- **What you need to do**
Skip all pictures; return exactly the lines from the one containing "Output the text content of this document." through the end of the data.

(Stored records)
>>>>>

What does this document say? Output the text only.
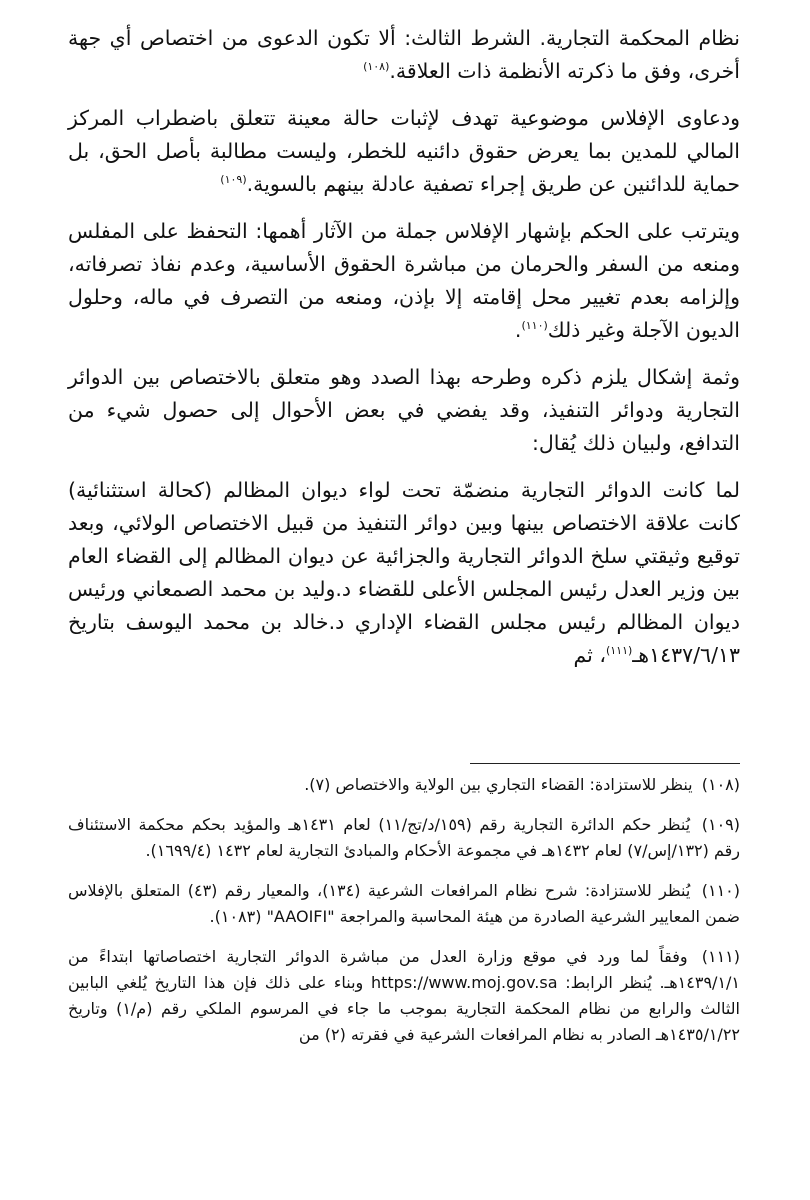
نظام المحكمة التجارية. الشرط الثالث: ألا تكون الدعوى من اختصاص أي جهة أخرى، وفق ما ذكرته الأنظمة ذات العلاقة.$^{(١٠٨)}$

ودعاوى الإفلاس موضوعية تهدف لإثبات حالة معينة تتعلق باضطراب المركز المالي للمدين بما يعرض حقوق دائنيه للخطر، وليست مطالبة بأصل الحق، بل حماية للدائنين عن طريق إجراء تصفية عادلة بينهم بالسوية.$^{(١٠٩)}$

ويترتب على الحكم بإشهار الإفلاس جملة من الآثار أهمها: التحفظ على المفلس ومنعه من السفر والحرمان من مباشرة الحقوق الأساسية، وعدم نفاذ تصرفاته، وإلزامه بعدم تغيير محل إقامته إلا بإذن، ومنعه من التصرف في ماله، وحلول الديون الآجلة وغير ذلك$^{(١١٠)}$.

وثمة إشكال يلزم ذكره وطرحه بهذا الصدد وهو متعلق بالاختصاص بين الدوائر التجارية ودوائر التنفيذ، وقد يفضي في بعض الأحوال إلى حصول شيء من التدافع، ولبيان ذلك يُقال:

لما كانت الدوائر التجارية منضمّة تحت لواء ديوان المظالم (كحالة استثنائية) كانت علاقة الاختصاص بينها وبين دوائر التنفيذ من قبيل الاختصاص الولائي، وبعد توقيع وثيقتي سلخ الدوائر التجارية والجزائية عن ديوان المظالم إلى القضاء العام بين وزير العدل رئيس المجلس الأعلى للقضاء د.وليد بن محمد الصمعاني ورئيس ديوان المظالم رئيس مجلس القضاء الإداري د.خالد بن محمد اليوسف بتاريخ ١٤٣٧/٦/١٣هـ$^{(١١١)}$، ثم

(١٠٨) ينظر للاستزادة: القضاء التجاري بين الولاية والاختصاص (٧).

(١٠٩) يُنظر حكم الدائرة التجارية رقم (١٥٩/د/تج/١١) لعام ١٤٣١هـ والمؤيد بحكم محكمة الاستئناف رقم (١٣٢/إس/٧) لعام ١٤٣٢هـ في مجموعة الأحكام والمبادئ التجارية لعام ١٤٣٢ (١٦٩٩/٤).

(١١٠) يُنظر للاستزادة: شرح نظام المرافعات الشرعية (١٣٤)، والمعيار رقم (٤٣) المتعلق بالإفلاس ضمن المعايير الشرعية الصادرة من هيئة المحاسبة والمراجعة "AAOIFI" (١٠٨٣).

(١١١) وفقاً لما ورد في موقع وزارة العدل من مباشرة الدوائر التجارية اختصاصاتها ابتداءً من ١٤٣٩/١/١هـ. يُنظر الرابط: https://www.moj.gov.sa وبناء على ذلك فإن هذا التاريخ يُلغي البابين الثالث والرابع من نظام المحكمة التجارية بموجب ما جاء في المرسوم الملكي رقم (م/١) وتاريخ ١٤٣٥/١/٢٢هـ الصادر به نظام المرافعات الشرعية في فقرته (٢) من
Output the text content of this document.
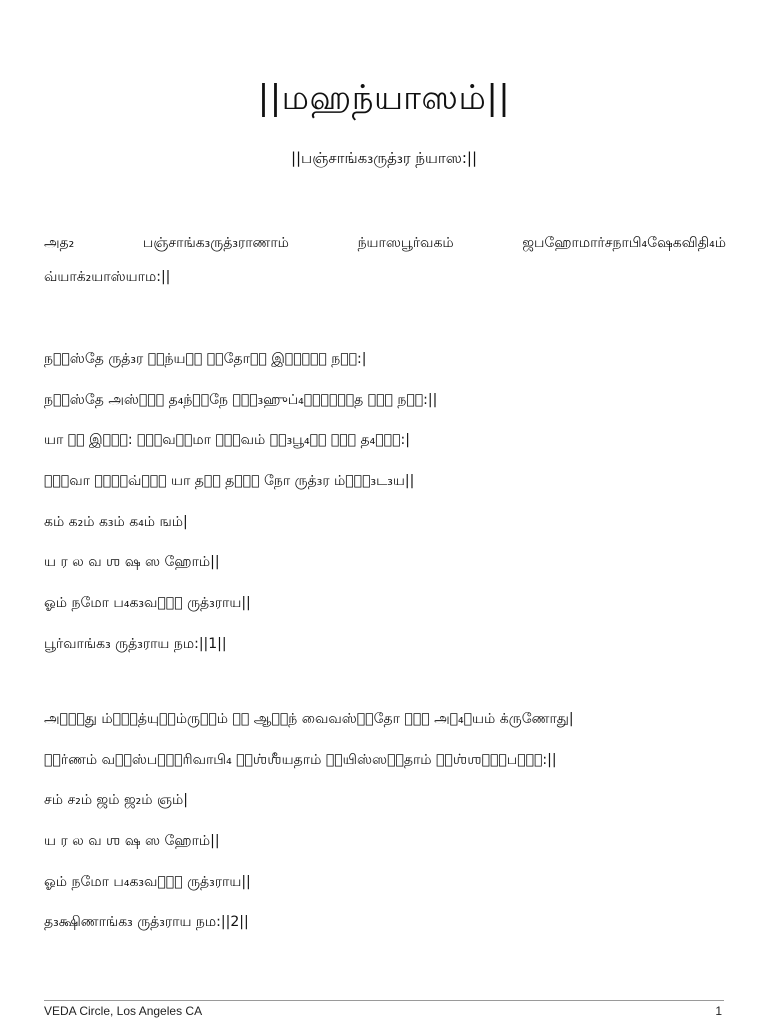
||மஹந்யாஸம்||
||பஞ்சாங்க₃ருத்₃ர ந்யாஸ:||
அத₂	பஞ்சாங்க₃ருத்₃ராணாம்	ந்யாஸபூர்வகம்	ஜபஹோமார்சநாபி₄ஷேகவிதி₄ம்
வ்யாக்₂யாஸ்யாம:||
நம॑ஸ்தே ருத்₃ர ம॒ந்யவ॑ உ॒தோத॒ இஷ॑வே॒ நம॑:|
நம॑ஸ்தே அஸ்து॒ த₄ந்வ॑நே பா॒₃ஹுப்₄யா॑மு॒த தே॒ நம॑:||
யா த॒ இஷு॑: ஶி॒வத॑மா ஶி॒வம் ப॒₃பூ₄வ॑ தே॒ த₄நு॑:|
ஶி॒வா ஶ॑ர॒வ்யா॑ யா தவ॒ தயா॑ நோ ருத்₃ர ம்ரு॒₃ட₃ய||
கம் க₂ம் க₃ம் க₄ம் ஙம்|
ய ர ல வ ஶ ஷ ஸ ஹோம்||
ஓம் நமோ ப₄க₃வதே॑ ருத்₃ராய||
பூர்வாங்க₃ ருத்₃ராய நம:||1||
அபை॑து ம்ரு॒த்யுர॒ம்ருத॒ம் ந॒ ஆக॑ந் வைவஸ்வ॒தோ நோ॒ அப₄॑யம் க்ருணோது|
ப॒ர்ணம் வந॒ஸ்பதே॑ரிவாபி₄ ந॑ஶ்ஶீயதாம் ர॒யிஸ்ஸச॑தாம் ந॒ஶ்ஶசீ॒பதி॑:||
சம் ச₂ம் ஜம் ஜ₂ம் ஞம்|
ய ர ல வ ஶ ஷ ஸ ஹோம்||
ஓம் நமோ ப₄க₃வதே॑ ருத்₃ராய||
த₃க்ஷிணாங்க₃ ருத்₃ராய நம:||2||
VEDA Circle, Los Angeles CA	1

<<<<<

- **Task result**
Output the text content of this document.
||மஹந்யாஸம்||
||பஞ்சாங்க₃ருத்₃ர ந்யாஸ:||
அத₂	பஞ்சாங்க₃ருத்₃ராணாம்	ந்யாஸபூர்வகம்	ஜபஹோமார்சநாபி₄ஷேகவிதி₄ம்
வ்யாக்₂யாஸ்யாம:||
நம॑ஸ்தே ருத்₃ர ம॒ந்யவ॑ உ॒தோத॒ இஷ॑வே॒ நம॑:|
நம॑ஸ்தே அஸ்து॒ த₄ந்வ॑நே பா॒₃ஹுப்₄யா॑மு॒த தே॒ நம॑:||
யா த॒ இஷு॑: ஶி॒வத॑மா ஶி॒வம் ப॒₃பூ₄வ॑ தே॒ த₄நு॑:|
ஶி॒வா ஶ॑ர॒வ்யா॑ யா தவ॒ தயா॑ நோ ருத்₃ர ம்ரு॒₃ட₃ய||
கம் க₂ம் க₃ம் க₄ம் ஙம்|
ய ர ல வ ஶ ஷ ஸ ஹோம்||
ஓம் நமோ ப₄க₃வதே॑ ருத்₃ராய||
பூர்வாங்க₃ ருத்₃ராய நம:||1||
அபை॑து ம்ரு॒த்யுர॒ம்ருத॒ம் ந॒ ஆக॑ந் வைவஸ்வ॒தோ நோ॒ அப₄॑யம் க்ருணோது|
ப॒ர்ணம் வந॒ஸ்பதே॑ரிவாபி₄ ந॑ஶ்ஶீயதாம் ர॒யிஸ்ஸச॑தாம் ந॒ஶ்ஶசீ॒பதி॑:||
சம் ச₂ம் ஜம் ஜ₂ம் ஞம்|
ய ர ல வ ஶ ஷ ஸ ஹோம்||
ஓம் நமோ ப₄க₃வதே॑ ருத்₃ராய||
த₃க்ஷிணாங்க₃ ருத்₃ராய நம:||2||
VEDA Circle, Los Angeles CA	1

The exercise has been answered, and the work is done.